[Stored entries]
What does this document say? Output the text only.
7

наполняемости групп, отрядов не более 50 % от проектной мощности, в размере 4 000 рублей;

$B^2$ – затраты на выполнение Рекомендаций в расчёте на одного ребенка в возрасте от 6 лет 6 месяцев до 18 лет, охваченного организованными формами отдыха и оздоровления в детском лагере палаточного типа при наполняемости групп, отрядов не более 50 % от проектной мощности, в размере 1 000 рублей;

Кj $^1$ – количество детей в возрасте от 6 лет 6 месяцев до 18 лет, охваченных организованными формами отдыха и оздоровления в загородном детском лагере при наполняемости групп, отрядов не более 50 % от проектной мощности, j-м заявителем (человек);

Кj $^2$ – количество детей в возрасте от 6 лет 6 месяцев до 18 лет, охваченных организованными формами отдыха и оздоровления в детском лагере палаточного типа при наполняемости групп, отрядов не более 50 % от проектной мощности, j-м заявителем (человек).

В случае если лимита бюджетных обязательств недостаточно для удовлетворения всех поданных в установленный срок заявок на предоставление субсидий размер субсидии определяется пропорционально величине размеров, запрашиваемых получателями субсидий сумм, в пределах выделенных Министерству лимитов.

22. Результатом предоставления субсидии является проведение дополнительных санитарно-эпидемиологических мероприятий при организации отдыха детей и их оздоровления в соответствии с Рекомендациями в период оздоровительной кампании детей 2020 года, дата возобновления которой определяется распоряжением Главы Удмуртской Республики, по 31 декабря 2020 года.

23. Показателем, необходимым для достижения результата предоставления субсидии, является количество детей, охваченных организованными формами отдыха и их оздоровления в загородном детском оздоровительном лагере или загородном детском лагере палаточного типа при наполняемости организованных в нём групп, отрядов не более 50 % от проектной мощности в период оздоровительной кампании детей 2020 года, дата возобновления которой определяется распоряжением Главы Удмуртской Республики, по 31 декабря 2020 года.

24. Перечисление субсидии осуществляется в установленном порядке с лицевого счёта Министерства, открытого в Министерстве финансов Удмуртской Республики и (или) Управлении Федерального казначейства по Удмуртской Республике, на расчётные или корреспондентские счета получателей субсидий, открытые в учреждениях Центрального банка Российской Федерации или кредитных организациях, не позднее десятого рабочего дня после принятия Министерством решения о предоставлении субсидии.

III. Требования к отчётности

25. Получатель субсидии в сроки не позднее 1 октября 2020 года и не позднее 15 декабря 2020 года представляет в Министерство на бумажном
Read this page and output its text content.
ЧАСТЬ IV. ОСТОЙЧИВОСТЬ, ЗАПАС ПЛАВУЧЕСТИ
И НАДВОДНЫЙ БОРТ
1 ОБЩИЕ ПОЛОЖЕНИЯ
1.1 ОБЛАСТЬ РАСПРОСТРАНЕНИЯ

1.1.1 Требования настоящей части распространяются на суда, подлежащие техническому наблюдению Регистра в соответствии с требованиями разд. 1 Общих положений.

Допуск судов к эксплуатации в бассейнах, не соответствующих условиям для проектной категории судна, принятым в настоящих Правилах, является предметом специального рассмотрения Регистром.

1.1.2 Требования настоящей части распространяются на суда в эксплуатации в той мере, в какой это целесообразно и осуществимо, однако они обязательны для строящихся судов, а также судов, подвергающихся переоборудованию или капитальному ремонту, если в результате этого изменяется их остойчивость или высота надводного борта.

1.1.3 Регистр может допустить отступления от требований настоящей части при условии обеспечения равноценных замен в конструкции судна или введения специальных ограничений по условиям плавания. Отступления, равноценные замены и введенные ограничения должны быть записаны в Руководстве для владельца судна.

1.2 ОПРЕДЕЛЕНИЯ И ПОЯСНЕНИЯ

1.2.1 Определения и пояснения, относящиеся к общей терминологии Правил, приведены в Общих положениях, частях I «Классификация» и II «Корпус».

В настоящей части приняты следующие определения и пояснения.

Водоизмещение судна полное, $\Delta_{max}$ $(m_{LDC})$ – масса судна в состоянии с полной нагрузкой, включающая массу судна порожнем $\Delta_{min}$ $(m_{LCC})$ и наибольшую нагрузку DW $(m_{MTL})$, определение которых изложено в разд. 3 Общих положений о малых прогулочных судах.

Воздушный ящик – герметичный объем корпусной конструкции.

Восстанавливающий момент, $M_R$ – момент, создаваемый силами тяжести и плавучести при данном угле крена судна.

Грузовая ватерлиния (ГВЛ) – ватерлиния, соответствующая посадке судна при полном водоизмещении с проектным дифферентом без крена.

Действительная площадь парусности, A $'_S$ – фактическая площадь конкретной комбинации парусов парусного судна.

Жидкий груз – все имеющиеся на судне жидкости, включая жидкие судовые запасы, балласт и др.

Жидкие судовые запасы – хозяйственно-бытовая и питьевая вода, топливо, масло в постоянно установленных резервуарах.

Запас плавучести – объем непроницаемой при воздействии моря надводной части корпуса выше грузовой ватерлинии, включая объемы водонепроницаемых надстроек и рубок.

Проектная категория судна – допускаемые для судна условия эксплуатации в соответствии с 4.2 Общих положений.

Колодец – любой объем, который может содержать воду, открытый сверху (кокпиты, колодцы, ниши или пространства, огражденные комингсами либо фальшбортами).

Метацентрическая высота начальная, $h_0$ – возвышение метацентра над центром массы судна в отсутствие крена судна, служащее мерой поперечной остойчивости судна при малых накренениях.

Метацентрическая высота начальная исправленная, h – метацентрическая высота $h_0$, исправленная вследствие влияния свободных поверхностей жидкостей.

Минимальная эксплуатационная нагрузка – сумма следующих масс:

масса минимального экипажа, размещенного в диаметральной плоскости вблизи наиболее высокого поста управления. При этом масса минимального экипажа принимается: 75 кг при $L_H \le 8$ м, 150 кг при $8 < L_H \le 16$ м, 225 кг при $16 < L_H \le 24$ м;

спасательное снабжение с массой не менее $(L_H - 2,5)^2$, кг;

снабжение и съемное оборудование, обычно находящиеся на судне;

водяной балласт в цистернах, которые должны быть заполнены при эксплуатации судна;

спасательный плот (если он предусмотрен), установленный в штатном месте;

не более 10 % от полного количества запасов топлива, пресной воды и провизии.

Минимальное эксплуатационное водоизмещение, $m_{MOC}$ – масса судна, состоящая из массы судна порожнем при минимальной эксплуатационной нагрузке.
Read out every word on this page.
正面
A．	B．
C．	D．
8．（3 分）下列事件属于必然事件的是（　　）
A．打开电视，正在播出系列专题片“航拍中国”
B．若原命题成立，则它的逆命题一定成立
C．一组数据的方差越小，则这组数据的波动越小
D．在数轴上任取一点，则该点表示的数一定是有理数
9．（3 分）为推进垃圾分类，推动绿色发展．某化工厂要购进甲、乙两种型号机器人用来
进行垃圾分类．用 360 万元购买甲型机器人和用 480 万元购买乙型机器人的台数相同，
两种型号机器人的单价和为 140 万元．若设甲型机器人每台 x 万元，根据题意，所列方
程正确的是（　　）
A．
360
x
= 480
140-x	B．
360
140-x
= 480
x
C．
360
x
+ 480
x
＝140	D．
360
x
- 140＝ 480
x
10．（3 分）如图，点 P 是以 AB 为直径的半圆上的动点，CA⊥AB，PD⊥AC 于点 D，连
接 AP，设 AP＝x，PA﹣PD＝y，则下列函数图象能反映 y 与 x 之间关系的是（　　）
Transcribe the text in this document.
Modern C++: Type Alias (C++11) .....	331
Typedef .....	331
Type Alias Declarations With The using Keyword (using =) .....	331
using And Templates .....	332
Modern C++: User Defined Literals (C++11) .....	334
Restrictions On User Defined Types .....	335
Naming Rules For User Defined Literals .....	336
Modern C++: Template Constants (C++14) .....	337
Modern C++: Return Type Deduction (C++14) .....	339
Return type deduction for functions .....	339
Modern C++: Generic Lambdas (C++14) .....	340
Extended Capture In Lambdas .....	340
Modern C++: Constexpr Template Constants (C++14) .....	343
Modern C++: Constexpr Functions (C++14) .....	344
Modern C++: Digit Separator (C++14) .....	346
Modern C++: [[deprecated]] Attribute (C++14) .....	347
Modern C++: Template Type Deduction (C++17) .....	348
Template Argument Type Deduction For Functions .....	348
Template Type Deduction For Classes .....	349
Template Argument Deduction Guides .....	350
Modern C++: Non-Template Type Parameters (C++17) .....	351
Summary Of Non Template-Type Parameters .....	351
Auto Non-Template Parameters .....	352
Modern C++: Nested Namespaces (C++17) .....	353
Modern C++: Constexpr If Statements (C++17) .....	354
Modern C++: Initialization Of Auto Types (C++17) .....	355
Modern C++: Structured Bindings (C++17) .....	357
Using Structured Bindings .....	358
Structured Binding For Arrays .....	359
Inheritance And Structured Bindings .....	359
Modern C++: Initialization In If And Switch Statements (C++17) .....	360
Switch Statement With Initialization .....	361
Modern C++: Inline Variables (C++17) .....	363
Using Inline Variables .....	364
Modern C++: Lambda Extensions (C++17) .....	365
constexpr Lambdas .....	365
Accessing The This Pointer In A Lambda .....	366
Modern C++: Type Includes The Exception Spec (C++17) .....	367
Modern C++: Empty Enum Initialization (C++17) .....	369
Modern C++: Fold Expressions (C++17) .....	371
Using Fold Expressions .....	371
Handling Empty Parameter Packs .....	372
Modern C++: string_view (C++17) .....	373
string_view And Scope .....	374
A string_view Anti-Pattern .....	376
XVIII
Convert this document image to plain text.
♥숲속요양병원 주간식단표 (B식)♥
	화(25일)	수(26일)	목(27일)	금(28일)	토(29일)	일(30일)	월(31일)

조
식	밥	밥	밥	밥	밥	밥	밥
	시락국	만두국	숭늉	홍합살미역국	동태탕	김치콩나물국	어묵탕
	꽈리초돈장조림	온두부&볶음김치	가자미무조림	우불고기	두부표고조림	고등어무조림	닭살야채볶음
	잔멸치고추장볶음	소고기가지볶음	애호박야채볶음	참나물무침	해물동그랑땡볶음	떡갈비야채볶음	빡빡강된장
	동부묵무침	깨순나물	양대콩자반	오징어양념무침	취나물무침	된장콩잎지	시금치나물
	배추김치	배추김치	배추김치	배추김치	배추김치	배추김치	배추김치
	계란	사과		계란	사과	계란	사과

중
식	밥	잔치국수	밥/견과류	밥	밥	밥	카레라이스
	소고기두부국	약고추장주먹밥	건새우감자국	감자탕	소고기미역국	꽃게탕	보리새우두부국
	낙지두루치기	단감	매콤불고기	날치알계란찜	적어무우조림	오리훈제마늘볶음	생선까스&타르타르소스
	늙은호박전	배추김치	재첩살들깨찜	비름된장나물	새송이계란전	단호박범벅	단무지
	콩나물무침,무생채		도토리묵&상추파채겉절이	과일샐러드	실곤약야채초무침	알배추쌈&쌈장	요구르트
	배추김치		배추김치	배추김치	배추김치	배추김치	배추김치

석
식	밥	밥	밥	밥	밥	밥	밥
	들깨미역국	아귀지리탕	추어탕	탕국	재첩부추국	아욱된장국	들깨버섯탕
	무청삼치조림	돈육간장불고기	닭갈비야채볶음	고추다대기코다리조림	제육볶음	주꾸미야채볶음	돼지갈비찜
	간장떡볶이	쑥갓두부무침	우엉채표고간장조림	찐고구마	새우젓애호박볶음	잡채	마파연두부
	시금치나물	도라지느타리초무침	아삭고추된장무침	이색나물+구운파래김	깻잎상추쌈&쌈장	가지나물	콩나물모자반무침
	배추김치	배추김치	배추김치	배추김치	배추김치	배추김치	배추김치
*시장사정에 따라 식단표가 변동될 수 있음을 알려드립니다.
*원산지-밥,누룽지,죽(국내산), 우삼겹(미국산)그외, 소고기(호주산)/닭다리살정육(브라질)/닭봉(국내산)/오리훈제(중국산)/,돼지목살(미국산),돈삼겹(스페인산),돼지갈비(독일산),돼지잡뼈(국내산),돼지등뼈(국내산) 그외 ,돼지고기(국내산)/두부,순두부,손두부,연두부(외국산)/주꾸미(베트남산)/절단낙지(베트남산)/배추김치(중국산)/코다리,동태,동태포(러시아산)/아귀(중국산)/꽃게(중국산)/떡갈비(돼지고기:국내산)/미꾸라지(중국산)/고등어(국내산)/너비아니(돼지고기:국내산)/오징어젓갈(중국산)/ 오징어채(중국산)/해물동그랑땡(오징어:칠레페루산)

## TO BE DONE
Return all lines containing the word "Метацентрическая".

## SOLUTION
Метацентрическая высота начальная, $h_0$ – возвышение метацентра над центром массы судна в отсутствие крена судна, служащее мерой поперечной остойчивости судна при малых накренениях.
Метацентрическая высота начальная исправленная, h – метацентрическая высота $h_0$, исправленная вследствие влияния свободных поверхностей жидкостей.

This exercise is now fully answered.